Goal
Copy out every line of the listing below without changing anything.

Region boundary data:
## start

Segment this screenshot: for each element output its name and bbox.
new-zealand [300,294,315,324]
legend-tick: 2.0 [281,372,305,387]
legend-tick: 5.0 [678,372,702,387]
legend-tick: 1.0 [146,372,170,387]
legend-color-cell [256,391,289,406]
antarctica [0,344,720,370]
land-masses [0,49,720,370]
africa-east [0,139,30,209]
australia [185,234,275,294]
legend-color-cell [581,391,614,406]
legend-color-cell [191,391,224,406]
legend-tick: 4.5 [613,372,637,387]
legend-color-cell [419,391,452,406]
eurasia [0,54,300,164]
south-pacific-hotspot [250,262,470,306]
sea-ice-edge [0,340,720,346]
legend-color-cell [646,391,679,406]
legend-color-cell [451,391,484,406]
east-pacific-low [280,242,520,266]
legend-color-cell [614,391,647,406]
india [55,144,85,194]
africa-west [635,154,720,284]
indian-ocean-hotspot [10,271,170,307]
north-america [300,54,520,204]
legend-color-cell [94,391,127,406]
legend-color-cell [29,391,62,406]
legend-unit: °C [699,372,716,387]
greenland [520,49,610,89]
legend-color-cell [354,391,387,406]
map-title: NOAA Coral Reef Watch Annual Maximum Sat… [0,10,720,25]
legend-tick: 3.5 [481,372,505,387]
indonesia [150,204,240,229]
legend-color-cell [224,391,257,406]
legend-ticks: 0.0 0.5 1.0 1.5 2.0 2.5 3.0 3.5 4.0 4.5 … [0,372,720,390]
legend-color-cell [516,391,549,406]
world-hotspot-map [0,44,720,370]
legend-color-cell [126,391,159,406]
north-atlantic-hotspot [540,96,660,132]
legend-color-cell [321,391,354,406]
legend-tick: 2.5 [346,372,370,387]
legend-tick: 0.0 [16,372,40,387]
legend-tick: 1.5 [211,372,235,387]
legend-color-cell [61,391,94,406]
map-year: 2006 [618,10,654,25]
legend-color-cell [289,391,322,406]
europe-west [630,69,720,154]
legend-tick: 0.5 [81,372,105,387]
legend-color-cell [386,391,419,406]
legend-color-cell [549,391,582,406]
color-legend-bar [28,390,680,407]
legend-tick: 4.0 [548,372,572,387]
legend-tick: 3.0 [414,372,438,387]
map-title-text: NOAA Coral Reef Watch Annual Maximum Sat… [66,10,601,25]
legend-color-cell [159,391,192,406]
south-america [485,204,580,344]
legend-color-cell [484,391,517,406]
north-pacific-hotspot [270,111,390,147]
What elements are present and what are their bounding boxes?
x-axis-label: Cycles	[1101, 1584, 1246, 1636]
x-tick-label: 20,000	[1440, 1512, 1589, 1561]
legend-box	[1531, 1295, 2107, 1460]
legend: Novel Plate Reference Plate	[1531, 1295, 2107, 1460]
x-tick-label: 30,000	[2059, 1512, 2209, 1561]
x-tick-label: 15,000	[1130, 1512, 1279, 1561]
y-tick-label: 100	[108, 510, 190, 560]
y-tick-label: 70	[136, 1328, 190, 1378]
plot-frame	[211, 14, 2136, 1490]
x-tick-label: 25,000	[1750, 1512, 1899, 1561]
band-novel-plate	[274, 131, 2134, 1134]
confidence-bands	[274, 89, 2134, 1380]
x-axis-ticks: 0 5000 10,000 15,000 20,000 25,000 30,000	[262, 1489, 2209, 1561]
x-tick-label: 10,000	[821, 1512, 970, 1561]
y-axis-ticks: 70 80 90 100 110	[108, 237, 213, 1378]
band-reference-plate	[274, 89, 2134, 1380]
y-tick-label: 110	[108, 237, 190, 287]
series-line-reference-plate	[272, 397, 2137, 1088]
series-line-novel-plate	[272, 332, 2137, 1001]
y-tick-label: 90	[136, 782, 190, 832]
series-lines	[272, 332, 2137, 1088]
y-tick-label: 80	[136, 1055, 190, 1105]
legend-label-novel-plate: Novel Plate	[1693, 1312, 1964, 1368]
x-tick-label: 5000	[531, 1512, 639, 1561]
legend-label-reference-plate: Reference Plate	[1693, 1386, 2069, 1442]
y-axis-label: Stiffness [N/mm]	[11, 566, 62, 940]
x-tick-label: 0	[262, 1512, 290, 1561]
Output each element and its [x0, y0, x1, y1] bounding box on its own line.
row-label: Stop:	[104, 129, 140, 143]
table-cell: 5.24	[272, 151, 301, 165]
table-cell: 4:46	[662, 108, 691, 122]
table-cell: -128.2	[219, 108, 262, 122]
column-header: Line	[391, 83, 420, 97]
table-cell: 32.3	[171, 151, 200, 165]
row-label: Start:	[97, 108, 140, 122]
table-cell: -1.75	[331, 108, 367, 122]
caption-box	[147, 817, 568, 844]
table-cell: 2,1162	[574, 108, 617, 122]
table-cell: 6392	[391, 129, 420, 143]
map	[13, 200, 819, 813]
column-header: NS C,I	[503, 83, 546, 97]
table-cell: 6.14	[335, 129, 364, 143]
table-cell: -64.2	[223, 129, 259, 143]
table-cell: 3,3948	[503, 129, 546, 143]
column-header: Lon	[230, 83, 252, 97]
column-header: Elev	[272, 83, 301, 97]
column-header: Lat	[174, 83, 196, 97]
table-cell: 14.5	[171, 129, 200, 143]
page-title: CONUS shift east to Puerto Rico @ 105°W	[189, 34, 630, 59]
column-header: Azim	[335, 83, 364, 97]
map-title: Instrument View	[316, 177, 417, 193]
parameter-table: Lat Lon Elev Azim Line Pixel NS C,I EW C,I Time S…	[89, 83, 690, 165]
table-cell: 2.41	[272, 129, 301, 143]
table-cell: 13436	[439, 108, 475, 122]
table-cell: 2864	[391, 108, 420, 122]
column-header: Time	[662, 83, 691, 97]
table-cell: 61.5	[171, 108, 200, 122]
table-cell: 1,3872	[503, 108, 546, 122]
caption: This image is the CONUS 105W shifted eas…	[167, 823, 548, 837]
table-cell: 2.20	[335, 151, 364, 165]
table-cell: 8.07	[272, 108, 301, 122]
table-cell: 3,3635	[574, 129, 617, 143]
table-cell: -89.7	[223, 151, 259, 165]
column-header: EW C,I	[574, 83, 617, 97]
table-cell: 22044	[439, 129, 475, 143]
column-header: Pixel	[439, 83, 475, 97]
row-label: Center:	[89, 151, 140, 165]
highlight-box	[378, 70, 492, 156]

## end

Answer to the task
Segment this screenshot: for each element output its name and bbox.
new-zealand [300,294,315,324]
legend-tick: 2.0 [281,372,305,387]
legend-tick: 5.0 [678,372,702,387]
legend-tick: 1.0 [146,372,170,387]
legend-color-cell [256,391,289,406]
antarctica [0,344,720,370]
land-masses [0,49,720,370]
africa-east [0,139,30,209]
australia [185,234,275,294]
legend-color-cell [581,391,614,406]
legend-color-cell [191,391,224,406]
legend-tick: 4.5 [613,372,637,387]
legend-color-cell [419,391,452,406]
eurasia [0,54,300,164]
south-pacific-hotspot [250,262,470,306]
sea-ice-edge [0,340,720,346]
legend-color-cell [646,391,679,406]
legend-color-cell [451,391,484,406]
east-pacific-low [280,242,520,266]
legend-color-cell [614,391,647,406]
india [55,144,85,194]
africa-west [635,154,720,284]
indian-ocean-hotspot [10,271,170,307]
north-america [300,54,520,204]
legend-color-cell [94,391,127,406]
legend-color-cell [29,391,62,406]
legend-unit: °C [699,372,716,387]
greenland [520,49,610,89]
legend-color-cell [354,391,387,406]
map-title: NOAA Coral Reef Watch Annual Maximum Sat… [0,10,720,25]
legend-tick: 3.5 [481,372,505,387]
indonesia [150,204,240,229]
legend-color-cell [224,391,257,406]
legend-ticks: 0.0 0.5 1.0 1.5 2.0 2.5 3.0 3.5 4.0 4.5 … [0,372,720,390]
legend-color-cell [516,391,549,406]
world-hotspot-map [0,44,720,370]
legend-color-cell [126,391,159,406]
north-atlantic-hotspot [540,96,660,132]
legend-color-cell [321,391,354,406]
legend-tick: 2.5 [346,372,370,387]
legend-tick: 0.0 [16,372,40,387]
legend-tick: 1.5 [211,372,235,387]
legend-color-cell [61,391,94,406]
map-year: 2006 [618,10,654,25]
legend-color-cell [289,391,322,406]
europe-west [630,69,720,154]
legend-tick: 0.5 [81,372,105,387]
legend-color-cell [386,391,419,406]
legend-color-cell [549,391,582,406]
color-legend-bar [28,390,680,407]
legend-tick: 4.0 [548,372,572,387]
legend-tick: 3.0 [414,372,438,387]
map-title-text: NOAA Coral Reef Watch Annual Maximum Sat… [66,10,601,25]
legend-color-cell [159,391,192,406]
south-america [485,204,580,344]
legend-color-cell [484,391,517,406]
north-pacific-hotspot [270,111,390,147]
What elements are present and what are their bounding boxes?
x-axis-label: Cycles	[1101, 1584, 1246, 1636]
x-tick-label: 20,000	[1440, 1512, 1589, 1561]
legend-box	[1531, 1295, 2107, 1460]
legend: Novel Plate Reference Plate	[1531, 1295, 2107, 1460]
x-tick-label: 30,000	[2059, 1512, 2209, 1561]
x-tick-label: 15,000	[1130, 1512, 1279, 1561]
y-tick-label: 100	[108, 510, 190, 560]
y-tick-label: 70	[136, 1328, 190, 1378]
plot-frame	[211, 14, 2136, 1490]
x-tick-label: 25,000	[1750, 1512, 1899, 1561]
band-novel-plate	[274, 131, 2134, 1134]
confidence-bands	[274, 89, 2134, 1380]
x-axis-ticks: 0 5000 10,000 15,000 20,000 25,000 30,000	[262, 1489, 2209, 1561]
x-tick-label: 10,000	[821, 1512, 970, 1561]
y-axis-ticks: 70 80 90 100 110	[108, 237, 213, 1378]
band-reference-plate	[274, 89, 2134, 1380]
y-tick-label: 110	[108, 237, 190, 287]
series-line-reference-plate	[272, 397, 2137, 1088]
series-line-novel-plate	[272, 332, 2137, 1001]
y-tick-label: 90	[136, 782, 190, 832]
series-lines	[272, 332, 2137, 1088]
y-tick-label: 80	[136, 1055, 190, 1105]
legend-label-novel-plate: Novel Plate	[1693, 1312, 1964, 1368]
x-tick-label: 5000	[531, 1512, 639, 1561]
legend-label-reference-plate: Reference Plate	[1693, 1386, 2069, 1442]
y-axis-label: Stiffness [N/mm]	[11, 566, 62, 940]
x-tick-label: 0	[262, 1512, 290, 1561]
Output each element and its [x0, y0, x1, y1] bounding box on its own line.
row-label: Stop:	[104, 129, 140, 143]
table-cell: 5.24	[272, 151, 301, 165]
table-cell: 4:46	[662, 108, 691, 122]
table-cell: -128.2	[219, 108, 262, 122]
column-header: Line	[391, 83, 420, 97]
table-cell: 32.3	[171, 151, 200, 165]
row-label: Start:	[97, 108, 140, 122]
table-cell: -1.75	[331, 108, 367, 122]
caption-box	[147, 817, 568, 844]
table-cell: 2,1162	[574, 108, 617, 122]
table-cell: 6392	[391, 129, 420, 143]
map	[13, 200, 819, 813]
column-header: NS C,I	[503, 83, 546, 97]
table-cell: 6.14	[335, 129, 364, 143]
table-cell: -64.2	[223, 129, 259, 143]
table-cell: 3,3948	[503, 129, 546, 143]
column-header: Lon	[230, 83, 252, 97]
column-header: Elev	[272, 83, 301, 97]
column-header: Lat	[174, 83, 196, 97]
table-cell: 14.5	[171, 129, 200, 143]
page-title: CONUS shift east to Puerto Rico @ 105°W	[189, 34, 630, 59]
column-header: Azim	[335, 83, 364, 97]
map-title: Instrument View	[316, 177, 417, 193]
parameter-table: Lat Lon Elev Azim Line Pixel NS C,I EW C,I Time S…	[89, 83, 690, 165]
table-cell: 2.41	[272, 129, 301, 143]
table-cell: 13436	[439, 108, 475, 122]
table-cell: 2864	[391, 108, 420, 122]
column-header: Time	[662, 83, 691, 97]
table-cell: 61.5	[171, 108, 200, 122]
table-cell: 1,3872	[503, 108, 546, 122]
caption: This image is the CONUS 105W shifted eas…	[167, 823, 548, 837]
table-cell: 2.20	[335, 151, 364, 165]
table-cell: 8.07	[272, 108, 301, 122]
table-cell: 3,3635	[574, 129, 617, 143]
table-cell: -89.7	[223, 151, 259, 165]
column-header: EW C,I	[574, 83, 617, 97]
table-cell: 22044	[439, 129, 475, 143]
column-header: Pixel	[439, 83, 475, 97]
row-label: Center:	[89, 151, 140, 165]
highlight-box	[378, 70, 492, 156]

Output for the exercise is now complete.